▶ TASK GOAL:
What is the number of lines in the data that hold the string "Logacheva"? Reply with that number only.

[Rows from a dataset]

[Start]

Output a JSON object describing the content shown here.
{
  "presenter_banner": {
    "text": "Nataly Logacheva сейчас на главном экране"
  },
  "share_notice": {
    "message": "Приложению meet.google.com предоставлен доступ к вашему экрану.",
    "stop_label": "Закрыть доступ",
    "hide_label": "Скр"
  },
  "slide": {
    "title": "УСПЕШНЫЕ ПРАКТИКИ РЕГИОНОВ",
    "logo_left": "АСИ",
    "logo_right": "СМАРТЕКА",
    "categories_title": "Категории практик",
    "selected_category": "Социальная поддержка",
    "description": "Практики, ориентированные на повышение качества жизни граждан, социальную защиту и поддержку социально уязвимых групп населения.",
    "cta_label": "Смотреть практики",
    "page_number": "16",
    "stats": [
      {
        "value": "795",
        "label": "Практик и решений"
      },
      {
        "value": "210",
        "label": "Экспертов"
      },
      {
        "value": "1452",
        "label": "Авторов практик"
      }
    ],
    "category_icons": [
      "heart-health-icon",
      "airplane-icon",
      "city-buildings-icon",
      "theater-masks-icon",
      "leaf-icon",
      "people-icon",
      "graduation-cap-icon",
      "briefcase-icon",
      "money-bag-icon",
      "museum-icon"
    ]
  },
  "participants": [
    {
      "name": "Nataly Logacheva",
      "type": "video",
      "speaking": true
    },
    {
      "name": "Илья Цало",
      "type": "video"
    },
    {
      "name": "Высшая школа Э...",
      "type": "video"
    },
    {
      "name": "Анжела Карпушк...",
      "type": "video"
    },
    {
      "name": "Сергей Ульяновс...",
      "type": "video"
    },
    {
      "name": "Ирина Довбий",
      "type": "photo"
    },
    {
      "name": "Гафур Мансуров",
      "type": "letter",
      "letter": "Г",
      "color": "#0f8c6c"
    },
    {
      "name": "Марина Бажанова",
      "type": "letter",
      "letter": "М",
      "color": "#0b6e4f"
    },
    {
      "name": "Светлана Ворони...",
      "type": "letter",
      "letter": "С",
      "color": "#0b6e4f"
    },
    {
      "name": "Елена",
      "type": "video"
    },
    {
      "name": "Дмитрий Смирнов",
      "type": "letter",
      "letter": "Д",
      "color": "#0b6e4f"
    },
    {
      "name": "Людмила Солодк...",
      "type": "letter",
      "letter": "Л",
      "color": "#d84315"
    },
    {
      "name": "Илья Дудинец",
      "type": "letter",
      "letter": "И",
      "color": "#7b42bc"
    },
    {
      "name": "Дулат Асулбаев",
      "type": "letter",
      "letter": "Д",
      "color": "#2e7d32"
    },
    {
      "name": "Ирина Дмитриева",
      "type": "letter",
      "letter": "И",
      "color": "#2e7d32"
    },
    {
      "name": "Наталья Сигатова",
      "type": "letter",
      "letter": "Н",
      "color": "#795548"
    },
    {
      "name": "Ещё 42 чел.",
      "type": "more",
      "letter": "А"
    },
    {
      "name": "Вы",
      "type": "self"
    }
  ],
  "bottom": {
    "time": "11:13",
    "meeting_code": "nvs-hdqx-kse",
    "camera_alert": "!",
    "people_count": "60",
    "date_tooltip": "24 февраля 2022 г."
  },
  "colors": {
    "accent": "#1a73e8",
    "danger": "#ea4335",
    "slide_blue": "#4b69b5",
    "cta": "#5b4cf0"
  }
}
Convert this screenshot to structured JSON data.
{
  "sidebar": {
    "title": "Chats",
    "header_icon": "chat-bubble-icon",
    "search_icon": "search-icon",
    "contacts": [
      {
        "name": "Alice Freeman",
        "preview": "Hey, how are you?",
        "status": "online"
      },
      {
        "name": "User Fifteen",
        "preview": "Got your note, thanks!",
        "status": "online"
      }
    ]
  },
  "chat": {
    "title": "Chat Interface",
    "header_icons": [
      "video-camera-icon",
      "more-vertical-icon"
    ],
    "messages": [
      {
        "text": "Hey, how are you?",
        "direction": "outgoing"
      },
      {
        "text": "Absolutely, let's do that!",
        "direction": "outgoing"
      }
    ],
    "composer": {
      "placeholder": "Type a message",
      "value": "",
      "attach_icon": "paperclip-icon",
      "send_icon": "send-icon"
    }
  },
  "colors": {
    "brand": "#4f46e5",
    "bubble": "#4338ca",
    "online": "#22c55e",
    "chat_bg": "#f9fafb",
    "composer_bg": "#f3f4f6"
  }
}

[End]

▶ RESULT OF THE TASK:
2